*Written exercise*. Put the data from the line containing "grid-label-6-top: 6 (651, 23, 658, 36)" through the line containing "section-marker-right-1 (747, 358, 778, 382)" into a Markdown table with the columns Row and Text. Number each line and skip any blank lines.

*Given information*.
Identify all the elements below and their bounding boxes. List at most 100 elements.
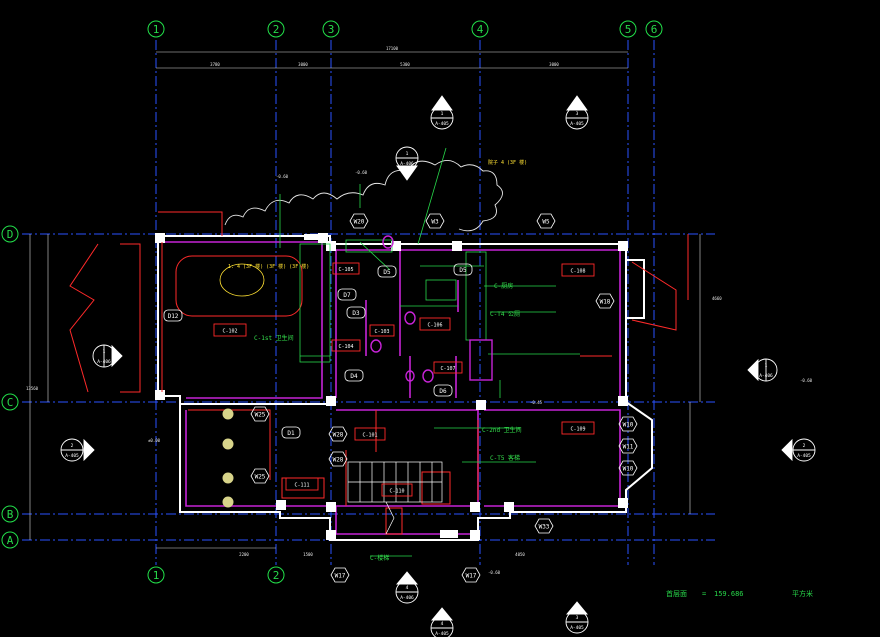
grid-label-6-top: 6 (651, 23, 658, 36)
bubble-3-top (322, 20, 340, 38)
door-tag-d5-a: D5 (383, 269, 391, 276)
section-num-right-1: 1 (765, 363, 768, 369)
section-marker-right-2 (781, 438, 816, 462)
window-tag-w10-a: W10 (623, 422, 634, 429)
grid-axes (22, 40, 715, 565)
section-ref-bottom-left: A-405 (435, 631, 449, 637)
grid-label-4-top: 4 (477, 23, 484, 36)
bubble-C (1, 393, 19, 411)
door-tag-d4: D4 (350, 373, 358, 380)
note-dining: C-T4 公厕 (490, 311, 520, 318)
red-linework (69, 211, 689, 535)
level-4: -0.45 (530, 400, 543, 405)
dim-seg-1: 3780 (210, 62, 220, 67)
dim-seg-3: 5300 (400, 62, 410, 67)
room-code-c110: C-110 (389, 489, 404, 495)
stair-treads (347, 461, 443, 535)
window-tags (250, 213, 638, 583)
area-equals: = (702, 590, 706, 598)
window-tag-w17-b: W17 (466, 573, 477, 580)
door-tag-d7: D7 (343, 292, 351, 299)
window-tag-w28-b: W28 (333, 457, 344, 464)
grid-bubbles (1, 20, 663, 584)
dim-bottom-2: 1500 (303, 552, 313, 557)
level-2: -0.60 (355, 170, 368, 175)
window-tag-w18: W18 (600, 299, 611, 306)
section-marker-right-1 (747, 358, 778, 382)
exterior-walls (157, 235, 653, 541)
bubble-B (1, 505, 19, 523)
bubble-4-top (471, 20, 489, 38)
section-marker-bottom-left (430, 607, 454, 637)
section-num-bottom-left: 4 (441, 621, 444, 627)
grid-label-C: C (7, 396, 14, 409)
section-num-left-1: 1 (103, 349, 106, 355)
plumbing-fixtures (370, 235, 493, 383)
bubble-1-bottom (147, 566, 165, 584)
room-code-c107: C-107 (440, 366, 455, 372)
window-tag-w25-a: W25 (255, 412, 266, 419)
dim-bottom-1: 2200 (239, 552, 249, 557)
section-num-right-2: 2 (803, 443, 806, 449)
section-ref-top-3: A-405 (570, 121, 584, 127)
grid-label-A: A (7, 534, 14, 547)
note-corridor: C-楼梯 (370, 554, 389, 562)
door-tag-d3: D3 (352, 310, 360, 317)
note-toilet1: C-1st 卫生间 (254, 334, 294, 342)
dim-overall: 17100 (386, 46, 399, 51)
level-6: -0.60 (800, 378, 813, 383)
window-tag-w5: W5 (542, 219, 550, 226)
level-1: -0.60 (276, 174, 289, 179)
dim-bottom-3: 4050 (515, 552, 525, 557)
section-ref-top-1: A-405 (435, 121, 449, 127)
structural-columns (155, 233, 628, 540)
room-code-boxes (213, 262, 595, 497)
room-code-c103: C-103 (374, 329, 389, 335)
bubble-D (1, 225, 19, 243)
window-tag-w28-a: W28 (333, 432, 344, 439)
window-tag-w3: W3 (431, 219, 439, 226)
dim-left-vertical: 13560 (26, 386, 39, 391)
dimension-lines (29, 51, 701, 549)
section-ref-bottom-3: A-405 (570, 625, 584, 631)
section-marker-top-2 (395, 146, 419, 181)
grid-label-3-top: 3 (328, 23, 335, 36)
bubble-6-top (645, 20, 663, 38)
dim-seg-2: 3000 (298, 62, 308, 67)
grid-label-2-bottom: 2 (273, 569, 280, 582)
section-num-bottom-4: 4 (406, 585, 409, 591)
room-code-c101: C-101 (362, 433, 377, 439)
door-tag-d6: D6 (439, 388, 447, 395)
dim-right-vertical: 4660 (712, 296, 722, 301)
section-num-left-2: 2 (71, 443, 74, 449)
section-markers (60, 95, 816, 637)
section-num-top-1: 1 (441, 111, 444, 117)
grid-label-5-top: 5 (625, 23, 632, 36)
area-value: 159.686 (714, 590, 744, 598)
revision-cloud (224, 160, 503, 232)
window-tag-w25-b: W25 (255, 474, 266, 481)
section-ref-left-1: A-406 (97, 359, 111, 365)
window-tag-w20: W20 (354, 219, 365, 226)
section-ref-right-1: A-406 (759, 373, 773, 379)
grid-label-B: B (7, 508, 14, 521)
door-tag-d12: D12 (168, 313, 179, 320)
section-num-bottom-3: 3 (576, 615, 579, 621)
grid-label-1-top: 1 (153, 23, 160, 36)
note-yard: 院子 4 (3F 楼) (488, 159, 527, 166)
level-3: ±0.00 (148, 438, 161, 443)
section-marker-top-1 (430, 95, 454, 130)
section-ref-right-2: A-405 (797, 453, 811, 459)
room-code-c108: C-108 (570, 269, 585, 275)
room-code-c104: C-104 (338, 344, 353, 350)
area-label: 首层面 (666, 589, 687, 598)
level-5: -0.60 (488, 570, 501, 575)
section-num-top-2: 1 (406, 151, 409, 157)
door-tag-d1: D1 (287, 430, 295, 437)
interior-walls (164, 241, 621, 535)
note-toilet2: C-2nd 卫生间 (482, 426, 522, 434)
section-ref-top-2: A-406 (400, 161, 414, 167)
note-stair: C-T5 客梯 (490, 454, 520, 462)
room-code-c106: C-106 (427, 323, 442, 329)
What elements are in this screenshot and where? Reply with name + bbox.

==

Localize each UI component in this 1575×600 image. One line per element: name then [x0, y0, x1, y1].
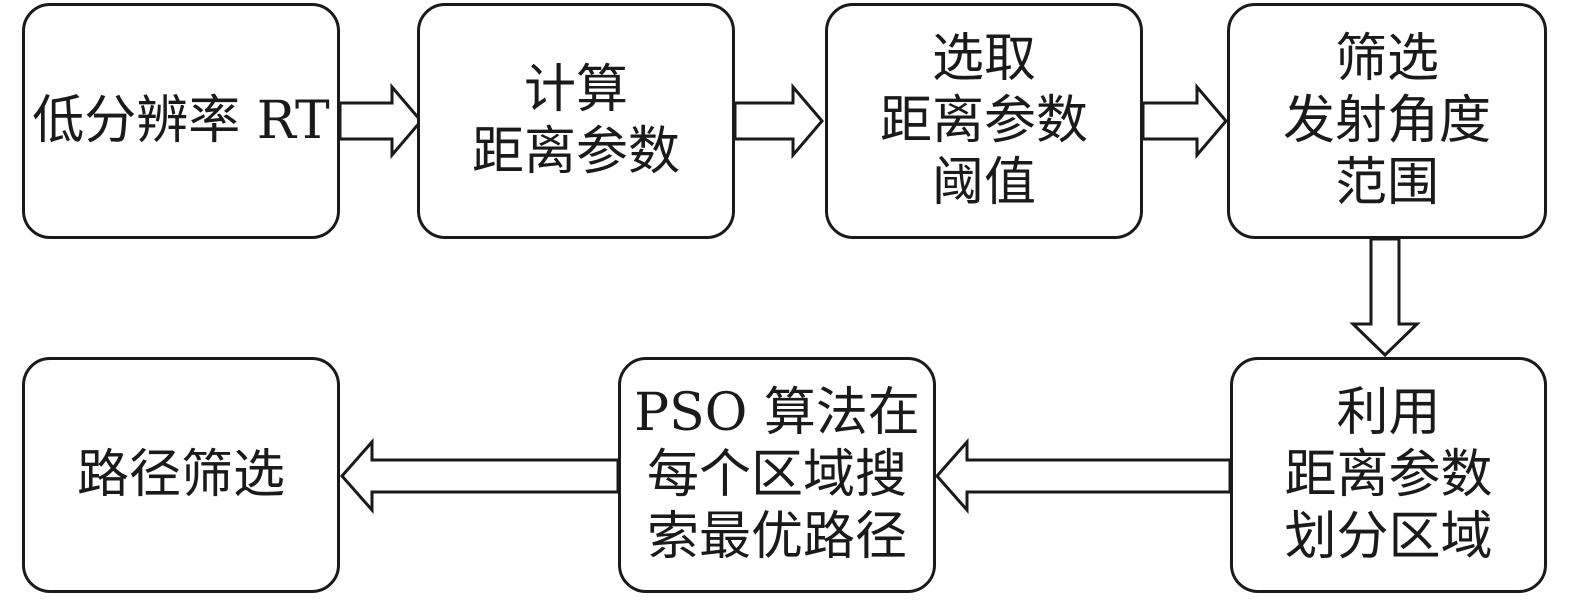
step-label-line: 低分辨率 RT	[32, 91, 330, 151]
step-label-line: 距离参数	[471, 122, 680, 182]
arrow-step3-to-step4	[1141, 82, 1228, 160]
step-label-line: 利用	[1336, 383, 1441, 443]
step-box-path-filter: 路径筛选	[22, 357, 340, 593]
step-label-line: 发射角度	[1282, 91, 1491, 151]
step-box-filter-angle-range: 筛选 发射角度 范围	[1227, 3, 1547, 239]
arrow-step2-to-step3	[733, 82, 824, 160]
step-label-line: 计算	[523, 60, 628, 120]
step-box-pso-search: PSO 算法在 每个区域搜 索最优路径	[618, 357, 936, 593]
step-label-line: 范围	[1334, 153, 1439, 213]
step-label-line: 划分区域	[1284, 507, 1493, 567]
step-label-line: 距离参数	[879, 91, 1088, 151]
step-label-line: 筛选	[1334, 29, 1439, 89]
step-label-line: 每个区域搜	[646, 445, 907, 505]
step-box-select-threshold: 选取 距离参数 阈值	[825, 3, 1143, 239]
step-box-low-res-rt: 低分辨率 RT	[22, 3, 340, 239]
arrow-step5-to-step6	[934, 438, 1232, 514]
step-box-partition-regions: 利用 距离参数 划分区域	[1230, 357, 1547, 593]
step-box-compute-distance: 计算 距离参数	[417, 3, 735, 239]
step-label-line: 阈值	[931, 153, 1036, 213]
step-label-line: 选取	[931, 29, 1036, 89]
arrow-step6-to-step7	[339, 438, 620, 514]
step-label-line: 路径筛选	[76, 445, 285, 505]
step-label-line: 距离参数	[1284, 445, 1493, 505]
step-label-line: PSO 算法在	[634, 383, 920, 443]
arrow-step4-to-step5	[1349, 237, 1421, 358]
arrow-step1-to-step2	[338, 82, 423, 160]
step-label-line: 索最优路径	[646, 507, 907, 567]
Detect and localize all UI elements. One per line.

*Final answer*.
| Row | Text |
|---|---|
| 1 | grid-label-6-top: 6 (651, 23, 658, 36) |
| 2 | bubble-3-top (322, 20, 340, 38) |
| 3 | door-tag-d5-a: D5 (383, 269, 391, 276) |
| 4 | section-num-right-1: 1 (765, 363, 768, 369) |
| 5 | section-marker-right-2 (781, 438, 816, 462) |
| 6 | window-tag-w10-a: W10 (623, 422, 634, 429) |
| 7 | grid-axes (22, 40, 715, 565) |
| 8 | section-ref-bottom-left: A-405 (435, 631, 449, 637) |
| 9 | grid-label-4-top: 4 (477, 23, 484, 36) |
| 10 | bubble-C (1, 393, 19, 411) |
| 11 | door-tag-d4: D4 (350, 373, 358, 380) |
| 12 | note-dining: C-T4 公厕 (490, 311, 520, 318) |
| 13 | red-linework (69, 211, 689, 535) |
| 14 | level-4: -0.45 (530, 400, 543, 405) |
| 15 | dim-seg-1: 3780 (210, 62, 220, 67) |
| 16 | dim-seg-3: 5300 (400, 62, 410, 67) |
| 17 | room-code-c110: C-110 (389, 489, 404, 495) |
| 18 | stair-treads (347, 461, 443, 535) |
| 19 | window-tags (250, 213, 638, 583) |
| 20 | area-equals: = (702, 590, 706, 598) |
| 21 | window-tag-w17-b: W17 (466, 573, 477, 580) |
| 22 | door-tag-d7: D7 (343, 292, 351, 299) |
| 23 | window-tag-w28-b: W28 (333, 457, 344, 464) |
| 24 | grid-bubbles (1, 20, 663, 584) |
| 25 | dim-bottom-2: 1500 (303, 552, 313, 557) |
| 26 | level-2: -0.60 (355, 170, 368, 175) |
| 27 | window-tag-w18: W18 (600, 299, 611, 306) |
| 28 | section-marker-right-1 (747, 358, 778, 382) |